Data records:
- - - - - - -

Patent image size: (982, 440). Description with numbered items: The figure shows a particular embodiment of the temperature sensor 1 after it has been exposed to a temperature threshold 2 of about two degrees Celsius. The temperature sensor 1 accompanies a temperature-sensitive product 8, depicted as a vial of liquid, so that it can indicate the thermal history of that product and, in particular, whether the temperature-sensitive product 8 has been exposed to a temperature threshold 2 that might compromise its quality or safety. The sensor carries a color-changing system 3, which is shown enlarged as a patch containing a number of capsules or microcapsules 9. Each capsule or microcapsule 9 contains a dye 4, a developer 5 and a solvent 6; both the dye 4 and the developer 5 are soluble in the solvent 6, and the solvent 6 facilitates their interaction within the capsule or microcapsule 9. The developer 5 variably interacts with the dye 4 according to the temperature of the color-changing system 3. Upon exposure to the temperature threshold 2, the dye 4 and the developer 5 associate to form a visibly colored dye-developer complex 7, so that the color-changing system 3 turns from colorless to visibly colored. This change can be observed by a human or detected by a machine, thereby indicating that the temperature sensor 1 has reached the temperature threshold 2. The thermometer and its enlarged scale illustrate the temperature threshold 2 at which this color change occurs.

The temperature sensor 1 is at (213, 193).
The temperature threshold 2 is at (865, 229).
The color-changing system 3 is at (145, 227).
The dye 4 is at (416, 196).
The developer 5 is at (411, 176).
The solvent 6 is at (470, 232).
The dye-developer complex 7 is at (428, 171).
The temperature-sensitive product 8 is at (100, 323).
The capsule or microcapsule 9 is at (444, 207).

- - - - - - -

# Exercise prompt
Output the lines above without any changes.

# The response
Patent image size: (982, 440). Description with numbered items: The figure shows a particular embodiment of the temperature sensor 1 after it has been exposed to a temperature threshold 2 of about two degrees Celsius. The temperature sensor 1 accompanies a temperature-sensitive product 8, depicted as a vial of liquid, so that it can indicate the thermal history of that product and, in particular, whether the temperature-sensitive product 8 has been exposed to a temperature threshold 2 that might compromise its quality or safety. The sensor carries a color-changing system 3, which is shown enlarged as a patch containing a number of capsules or microcapsules 9. Each capsule or microcapsule 9 contains a dye 4, a developer 5 and a solvent 6; both the dye 4 and the developer 5 are soluble in the solvent 6, and the solvent 6 facilitates their interaction within the capsule or microcapsule 9. The developer 5 variably interacts with the dye 4 according to the temperature of the color-changing system 3. Upon exposure to the temperature threshold 2, the dye 4 and the developer 5 associate to form a visibly colored dye-developer complex 7, so that the color-changing system 3 turns from colorless to visibly colored. This change can be observed by a human or detected by a machine, thereby indicating that the temperature sensor 1 has reached the temperature threshold 2. The thermometer and its enlarged scale illustrate the temperature threshold 2 at which this color change occurs.

The temperature sensor 1 is at (213, 193).
The temperature threshold 2 is at (865, 229).
The color-changing system 3 is at (145, 227).
The dye 4 is at (416, 196).
The developer 5 is at (411, 176).
The solvent 6 is at (470, 232).
The dye-developer complex 7 is at (428, 171).
The temperature-sensitive product 8 is at (100, 323).
The capsule or microcapsule 9 is at (444, 207).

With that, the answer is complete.